---------- Records for this task

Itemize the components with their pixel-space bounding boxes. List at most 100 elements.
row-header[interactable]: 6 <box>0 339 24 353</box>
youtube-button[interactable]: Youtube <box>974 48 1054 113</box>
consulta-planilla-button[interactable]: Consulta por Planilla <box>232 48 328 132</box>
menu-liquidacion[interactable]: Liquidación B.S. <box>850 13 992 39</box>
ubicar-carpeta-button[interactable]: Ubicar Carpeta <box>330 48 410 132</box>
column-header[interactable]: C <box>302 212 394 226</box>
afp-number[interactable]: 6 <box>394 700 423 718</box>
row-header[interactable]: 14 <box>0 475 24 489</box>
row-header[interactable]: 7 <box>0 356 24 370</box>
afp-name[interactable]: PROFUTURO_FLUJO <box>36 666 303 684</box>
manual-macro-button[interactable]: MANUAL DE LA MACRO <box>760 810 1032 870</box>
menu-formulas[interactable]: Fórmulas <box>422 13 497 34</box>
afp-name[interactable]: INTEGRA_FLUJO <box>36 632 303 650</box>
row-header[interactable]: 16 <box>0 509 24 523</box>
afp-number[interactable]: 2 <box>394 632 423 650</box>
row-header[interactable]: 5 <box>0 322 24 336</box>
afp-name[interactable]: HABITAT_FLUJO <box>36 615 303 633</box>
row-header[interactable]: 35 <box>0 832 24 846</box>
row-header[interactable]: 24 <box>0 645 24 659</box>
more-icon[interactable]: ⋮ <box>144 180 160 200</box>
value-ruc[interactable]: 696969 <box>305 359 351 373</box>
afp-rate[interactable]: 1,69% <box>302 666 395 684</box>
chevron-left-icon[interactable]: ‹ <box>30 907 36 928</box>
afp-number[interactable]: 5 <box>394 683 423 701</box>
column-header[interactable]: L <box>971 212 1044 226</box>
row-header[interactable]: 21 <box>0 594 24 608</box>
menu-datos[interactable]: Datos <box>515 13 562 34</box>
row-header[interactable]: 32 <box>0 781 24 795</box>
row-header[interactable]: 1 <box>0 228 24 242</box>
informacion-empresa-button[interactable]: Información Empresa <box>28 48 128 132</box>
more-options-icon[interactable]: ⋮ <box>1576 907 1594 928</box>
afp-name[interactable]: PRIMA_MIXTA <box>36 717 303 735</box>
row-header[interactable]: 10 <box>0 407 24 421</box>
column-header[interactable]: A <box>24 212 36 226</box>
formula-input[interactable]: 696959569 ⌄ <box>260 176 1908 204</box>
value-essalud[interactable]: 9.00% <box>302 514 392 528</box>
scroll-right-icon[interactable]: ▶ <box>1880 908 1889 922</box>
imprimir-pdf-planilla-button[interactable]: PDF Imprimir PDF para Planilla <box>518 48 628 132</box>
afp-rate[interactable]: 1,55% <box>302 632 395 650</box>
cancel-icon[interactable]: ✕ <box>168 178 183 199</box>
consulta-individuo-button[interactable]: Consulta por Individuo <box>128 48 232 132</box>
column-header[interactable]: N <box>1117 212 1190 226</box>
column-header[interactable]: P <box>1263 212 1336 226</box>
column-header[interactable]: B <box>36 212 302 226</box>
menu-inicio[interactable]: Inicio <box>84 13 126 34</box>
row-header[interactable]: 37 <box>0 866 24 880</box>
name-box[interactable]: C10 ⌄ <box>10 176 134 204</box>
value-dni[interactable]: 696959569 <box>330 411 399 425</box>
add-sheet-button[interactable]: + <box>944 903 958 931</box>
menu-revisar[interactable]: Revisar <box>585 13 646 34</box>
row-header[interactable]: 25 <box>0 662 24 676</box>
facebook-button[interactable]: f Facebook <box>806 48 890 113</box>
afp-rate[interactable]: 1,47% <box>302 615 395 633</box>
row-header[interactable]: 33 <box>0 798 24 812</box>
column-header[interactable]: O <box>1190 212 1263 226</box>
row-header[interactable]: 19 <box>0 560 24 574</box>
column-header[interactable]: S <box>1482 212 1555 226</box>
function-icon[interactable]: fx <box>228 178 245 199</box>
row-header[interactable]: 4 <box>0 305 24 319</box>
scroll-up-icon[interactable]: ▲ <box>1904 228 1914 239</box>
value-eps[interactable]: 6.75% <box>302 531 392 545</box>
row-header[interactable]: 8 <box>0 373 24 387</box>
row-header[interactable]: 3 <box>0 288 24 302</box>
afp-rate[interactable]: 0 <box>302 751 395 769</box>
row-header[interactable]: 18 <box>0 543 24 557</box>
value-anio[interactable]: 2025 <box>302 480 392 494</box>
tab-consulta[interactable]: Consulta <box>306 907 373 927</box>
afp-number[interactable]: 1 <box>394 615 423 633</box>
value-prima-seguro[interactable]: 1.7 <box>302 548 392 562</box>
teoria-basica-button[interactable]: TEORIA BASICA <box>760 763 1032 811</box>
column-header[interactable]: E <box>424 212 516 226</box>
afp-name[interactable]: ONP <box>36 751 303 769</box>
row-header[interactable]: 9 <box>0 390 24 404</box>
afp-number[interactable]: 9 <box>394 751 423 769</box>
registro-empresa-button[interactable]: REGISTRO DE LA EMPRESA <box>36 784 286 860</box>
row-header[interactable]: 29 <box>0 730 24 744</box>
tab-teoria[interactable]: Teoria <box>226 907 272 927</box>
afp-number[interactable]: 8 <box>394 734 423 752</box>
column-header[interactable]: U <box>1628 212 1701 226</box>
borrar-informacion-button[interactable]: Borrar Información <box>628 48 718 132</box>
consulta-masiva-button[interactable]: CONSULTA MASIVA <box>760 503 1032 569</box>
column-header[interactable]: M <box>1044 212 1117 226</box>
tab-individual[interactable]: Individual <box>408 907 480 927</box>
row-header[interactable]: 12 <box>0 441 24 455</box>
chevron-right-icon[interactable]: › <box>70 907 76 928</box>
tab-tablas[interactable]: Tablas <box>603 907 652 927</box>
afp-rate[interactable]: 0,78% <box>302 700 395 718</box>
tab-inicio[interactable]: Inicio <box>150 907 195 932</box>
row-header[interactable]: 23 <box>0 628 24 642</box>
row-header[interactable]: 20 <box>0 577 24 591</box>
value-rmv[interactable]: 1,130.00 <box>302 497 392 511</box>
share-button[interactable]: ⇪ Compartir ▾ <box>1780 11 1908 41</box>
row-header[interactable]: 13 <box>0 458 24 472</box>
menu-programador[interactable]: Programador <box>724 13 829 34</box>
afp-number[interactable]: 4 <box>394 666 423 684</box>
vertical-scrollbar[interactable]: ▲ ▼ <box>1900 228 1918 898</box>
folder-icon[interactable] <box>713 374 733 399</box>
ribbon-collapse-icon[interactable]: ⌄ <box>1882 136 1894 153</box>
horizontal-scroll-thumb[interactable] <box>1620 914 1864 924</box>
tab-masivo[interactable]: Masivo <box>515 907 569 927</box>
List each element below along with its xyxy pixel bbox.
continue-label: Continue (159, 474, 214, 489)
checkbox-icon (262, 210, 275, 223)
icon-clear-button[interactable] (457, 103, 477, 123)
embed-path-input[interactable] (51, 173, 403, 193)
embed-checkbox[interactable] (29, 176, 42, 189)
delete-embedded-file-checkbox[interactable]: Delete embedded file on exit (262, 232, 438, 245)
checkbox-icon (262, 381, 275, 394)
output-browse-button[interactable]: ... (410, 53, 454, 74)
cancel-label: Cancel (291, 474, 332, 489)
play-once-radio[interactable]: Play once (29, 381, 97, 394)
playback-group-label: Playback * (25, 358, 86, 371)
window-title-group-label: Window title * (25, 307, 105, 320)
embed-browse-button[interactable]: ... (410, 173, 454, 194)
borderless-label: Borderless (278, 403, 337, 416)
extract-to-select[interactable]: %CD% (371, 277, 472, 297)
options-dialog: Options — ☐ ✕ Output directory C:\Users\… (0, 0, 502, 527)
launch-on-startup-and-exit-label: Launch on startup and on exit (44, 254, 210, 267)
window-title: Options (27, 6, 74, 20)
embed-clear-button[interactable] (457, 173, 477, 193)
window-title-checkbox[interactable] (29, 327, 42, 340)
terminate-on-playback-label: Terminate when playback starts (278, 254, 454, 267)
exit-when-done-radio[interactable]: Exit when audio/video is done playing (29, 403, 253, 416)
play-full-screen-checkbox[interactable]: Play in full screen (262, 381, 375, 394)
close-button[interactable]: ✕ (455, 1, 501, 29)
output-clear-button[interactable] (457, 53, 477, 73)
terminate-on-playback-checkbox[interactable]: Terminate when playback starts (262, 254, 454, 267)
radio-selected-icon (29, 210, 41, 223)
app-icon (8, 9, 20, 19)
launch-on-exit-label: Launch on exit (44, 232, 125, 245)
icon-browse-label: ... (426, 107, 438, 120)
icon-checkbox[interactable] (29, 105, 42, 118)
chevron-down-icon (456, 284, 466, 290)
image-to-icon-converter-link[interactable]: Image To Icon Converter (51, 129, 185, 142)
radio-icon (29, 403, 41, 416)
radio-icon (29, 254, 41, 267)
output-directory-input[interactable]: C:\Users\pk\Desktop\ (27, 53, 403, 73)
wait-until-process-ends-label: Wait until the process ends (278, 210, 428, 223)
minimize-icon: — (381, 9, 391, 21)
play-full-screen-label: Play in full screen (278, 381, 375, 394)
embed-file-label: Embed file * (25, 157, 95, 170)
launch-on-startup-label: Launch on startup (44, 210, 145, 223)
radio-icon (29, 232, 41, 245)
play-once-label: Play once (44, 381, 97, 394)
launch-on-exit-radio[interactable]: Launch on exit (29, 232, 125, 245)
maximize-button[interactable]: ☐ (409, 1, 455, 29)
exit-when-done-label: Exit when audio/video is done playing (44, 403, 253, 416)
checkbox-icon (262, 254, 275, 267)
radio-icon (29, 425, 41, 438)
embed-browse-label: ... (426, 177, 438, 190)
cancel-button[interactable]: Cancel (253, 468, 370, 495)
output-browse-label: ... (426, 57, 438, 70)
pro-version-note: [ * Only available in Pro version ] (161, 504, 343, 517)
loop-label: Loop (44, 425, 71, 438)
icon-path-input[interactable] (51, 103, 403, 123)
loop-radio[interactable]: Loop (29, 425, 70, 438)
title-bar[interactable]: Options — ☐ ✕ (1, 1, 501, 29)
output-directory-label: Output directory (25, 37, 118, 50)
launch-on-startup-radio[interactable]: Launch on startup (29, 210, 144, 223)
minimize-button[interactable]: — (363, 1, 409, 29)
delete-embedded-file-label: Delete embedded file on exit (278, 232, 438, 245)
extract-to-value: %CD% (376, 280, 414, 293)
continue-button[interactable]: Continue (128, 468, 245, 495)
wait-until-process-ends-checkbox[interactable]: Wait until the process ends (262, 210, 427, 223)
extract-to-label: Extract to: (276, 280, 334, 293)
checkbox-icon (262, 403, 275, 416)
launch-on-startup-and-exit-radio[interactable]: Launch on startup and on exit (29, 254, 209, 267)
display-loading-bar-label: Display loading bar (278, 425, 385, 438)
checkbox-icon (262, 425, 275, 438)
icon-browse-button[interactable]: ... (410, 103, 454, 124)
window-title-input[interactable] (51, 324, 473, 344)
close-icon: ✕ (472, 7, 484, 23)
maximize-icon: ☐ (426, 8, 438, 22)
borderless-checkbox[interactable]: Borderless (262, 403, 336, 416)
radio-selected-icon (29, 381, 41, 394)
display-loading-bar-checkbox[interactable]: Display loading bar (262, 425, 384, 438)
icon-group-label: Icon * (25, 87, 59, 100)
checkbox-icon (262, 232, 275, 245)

--------------------

# Task description:
List every line above that contains the string "done", copying each one in full and treating uppercase and lowercase letters as different.

# Answer to the exercise:
exit-when-done-radio[interactable]: Exit when audio/video is done playing (29, 403, 253, 416)
exit-when-done-label: Exit when audio/video is done playing (44, 403, 253, 416)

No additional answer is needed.